_Selected excerpt_.
As households across the United States decorate their homes with plastic spiders for Halloween, Dr. Dunn, an applied ecologist at North Carolina State University, is encouraging people to search out the real thing — and then to photograph whatever they find, rather than squash it.

His new project, Never Home Alone, aims to gather at least 10,000 observations of arthropods — insects and their kin — from around the world. Anyone can participate, using the online nature-identification platform iNaturalist; the only condition is that the bugs must be observed indoors.

That is where humans, too, are mostly to be found. “We spend more than ninety percent of our lives inside,” Dr. Dunn said recently, citing a 2001 study funded by the Environmental Protection Agency.

_To-do list_.
1. Decide whether each statement agrees with the Never Home Alone passage, answering yes or no and quoting the words that decide it: (a) The project aims to collect at least 10,000 observations. (b) Bugs seen outdoors may be counted. (c) Dr. Dunn cited a study funded by the National Science Foundation.
2. Answer these questions from the Never Home Alone passage, one per line:
(a) At which university does Dr. Dunn work?
(b) Which platform do participants use to take part?
(c) What share of our lives does Dr. Dunn say we spend inside?
3. Carry on the Never Home Alone passage, picking up after its final sentence.

_Given information_.
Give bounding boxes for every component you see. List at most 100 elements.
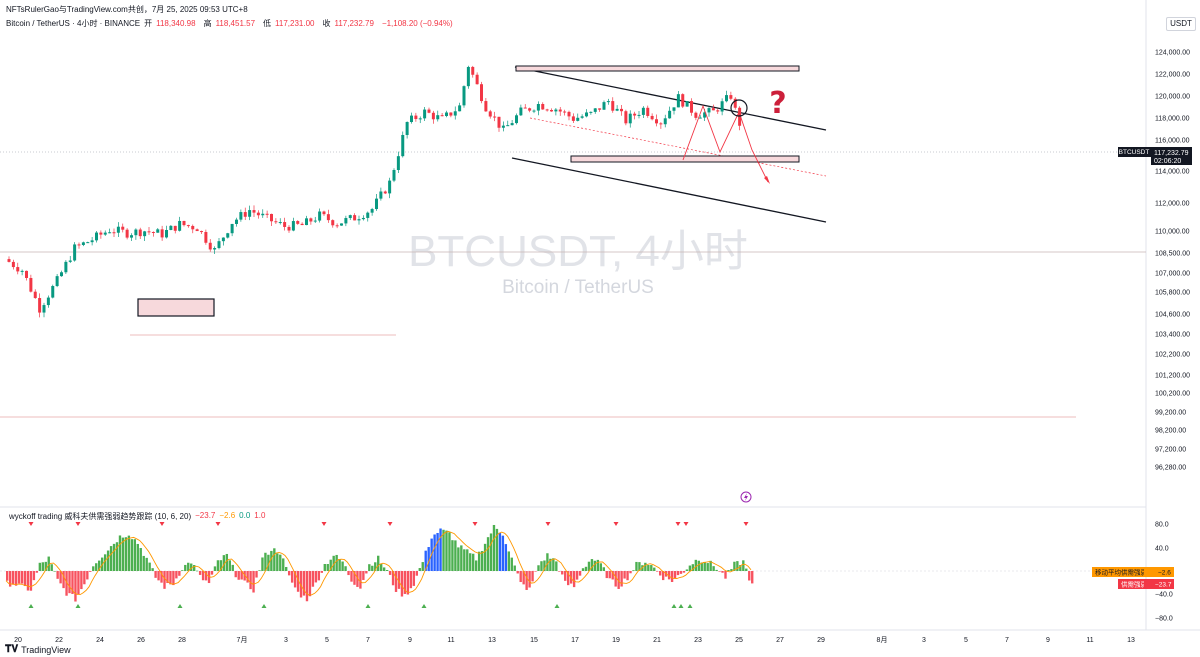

_Written answers_.
1.
(a) Yes: "aims to gather at least 10,000 observations of arthropods"
(b) No: "the only condition is that the bugs must be observed indoors"
(c) No: "citing a 2001 study funded by the Environmental Protection Agency"

2.
(a) North Carolina State University
(b) iNaturalist
(c) More than ninety percent

3.
In the world’s densest cities, the indoor biome is bigger than the outdoor space, at least in terms of floor area. (Indoor Manhattan, Dr. Dunn calculates, now exceeds outdoor Manhattan by a factor of three to one.) Yet scientists know almost nothing about the spiders and flies and booklice that inhabit this space alongside us.

“There’s no shortage of papers on cockroaches and termites,” said May Berenbaum, an entomologist at the University of Illinois who was not involved in the project. “But there are hundreds, potentially thousands of house dwellers that are neutral to beneficial that we know nothing about.”

Even Dr. Dunn was, until recently, guilty of ignoring his six-legged housemates. A few years ago, he and his colleagues decided to take a census of fifty homes in Raleigh, N.C., including his own.

“I would have told you I had four species of spiders,” he admitted. “When we looked, we found ten in my house — and that turns out to be the average.”

Indeed, some houses in Raleigh had more than two hundred arthropod species in total; Dr. Dunn and his team have found a similar multiplicity of bugs living in homes as far afield as Sweden and Peru.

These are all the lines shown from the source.